# [Exercices]
1: Dans le texte sur le roman Xumao et ses filles, récrivez plus brièvement le paragraphe qui commence par « En dix chapitres », sans perdre les faits principaux.
2: D'après le texte sur le roman Xumao et ses filles, en quelle année se passe l'histoire ?
3: Poursuivez le texte sur le roman Xumao et ses filles à partir de sa dernière phrase.

# [Document]
--------------------------------------------------
Xumao et ses filles, édition 1980

 

Xumao et ses filles, édition 1994

 

En dix chapitres (ou huit selon les éditions) et près de 200 000 caractères, Zhou Keqin dresse avec réalisme le portrait d’un village tout au long de la Révolution culturelle. Ce n’est pas celle à laquelle nous sommes accoutumés, mais le revers de la médaille, en quelque sorte : la période de la Révolution culturelle vécue à la campagne, par les paysans. En spécialiste agricole, Zhou Keqin dresse un réquisitoire acerbe contre les politiques ultra gauchistes du genre modèle de Dazhai (大寨), mais surtout sous l’angle humain.

 

Le roman est ainsi scandé par les campagnes et contre campagnes, et décrit les conséquences sur les mentalités et la vie des villageois, empoisonnée par rivalités et calomnies. L’histoire se situe en 1975, année où un premier retour de Deng Xiaoping au pouvoir fait souffler un vent d’espoir sur tout le pays. Le récit est centré sur le vieux Xumao (许茂) et sa quatrième fille. Xumao a été, dans les années 1950, un

élément actif dans le mouvement de création des coopératives agricoles ; mais, de manière caractéristique, à la suite des revers subis pendant la poursuite à outrance de la collectivisation, il est devenu amer et colérique.

 

L’intrigue tourne autour de la quatrième fille, de son divorce et de ses espoirs de remariage, tandis que, dans le village, se déploient manigances et coups fourrés suscités par un nouveau mouvement extrémiste qui s’oppose au vent de libéralisation dit « déviationniste de droite » qui avait marqué 1975. L’histoire se termine de manière ambiguë, en laissant l’avenir très flou.
--------------------------------------------------
# [Données]

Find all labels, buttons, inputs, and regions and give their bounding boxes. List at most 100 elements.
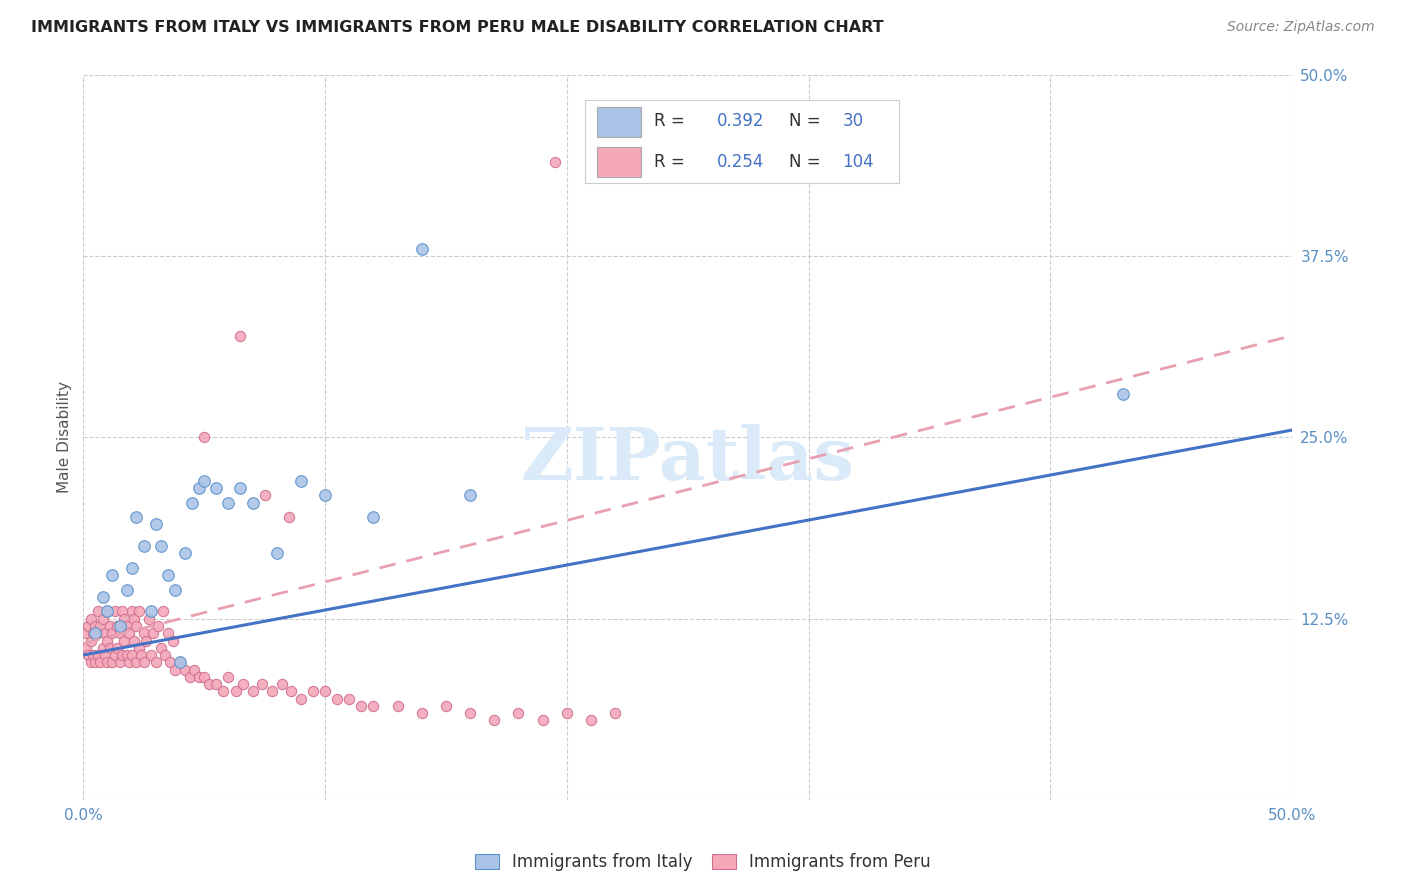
--------------------------------------------------
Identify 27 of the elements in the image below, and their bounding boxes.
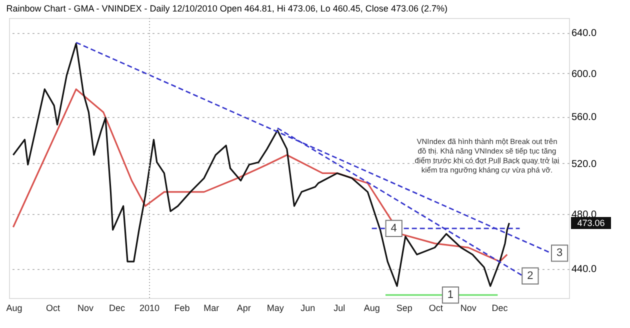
--------------------------------------------------
# [Réponses finales]
1: En dix chapitres (huit selon les éditions) et environ 200 000 caractères, Zhou Keqin peint avec réalisme un village pendant la Révolution culturelle, vue du côté des paysans. Spécialiste agricole, il attaque durement les politiques ultra gauchistes comme le modèle de Dazhai, surtout sous l'angle humain.

2: En 1975.

3:
Dans le climat de 1979, le roman remporte un grand succès, de même que les deux nouvelles suivantes, « Myosotis » (《勿忘草》) et « La lune ne sait rien des émois du cœur » (《山月不知心里事》), qui, en 1980 et 1981, sont couronnées du prix national de la meilleure nouvelle.

 

 

Xumao et ses filles, réédition 1996

 

Adaptation à la télévision de "Xumao et ses filles"

 

Par ailleurs, le roman « Xumao et ses filles » est aussitôt adapté au cinéma, et tourné au studio du 1er août, ce qui montre bien qu’il était tout à fait dans la ligne idéologique de

l’époque. Quand il sort, en 1981, le succès du film porte Zhou Keqin au pinacle, montrant aussi qu’il touchait une corde sensible dans le public (1). Le roman est couronné du premier prix Mao Dun quand il est instauré, en 1982.

 

Dernières années

 

Dès lors, Zhou Keqin devient un membre éminent de l’association des écrivains du Sichuan, accédant au poste de secrétaire adjoint en 1985. Il quitte son village mais continue d’avoir un hukou local et y revient régulièrement, pour suivre l’évolution des modes de vie et des mentalités parallèlement aux progrès économiques. Comme pour Zhao Shuli (赵树理) dont il reconnaît l’influence, c’est de la vie à la campagne qu’il s’inspire :

 

我是写农村题材的。只有农村生活才是我取之不尽、用之不竭的源泉。有了生活,哪怕把稿纸放在膝盖上也能写得出来;没有生活,就是住进高级宾馆也写不出一个字。”

« Le thème de mes écrits, c’est la vie à la campagne. C’est ma source unique et inépuisable d’inspiration. En partant de là, je peux écrire même en ayant à poser mon papier sur les genoux ; sinon, hébergé même dans l’hôtel le plus luxueux, je n’arriverais pas à écrire une ligne. »

 

Les incertitudes de l’automne (édition 1990)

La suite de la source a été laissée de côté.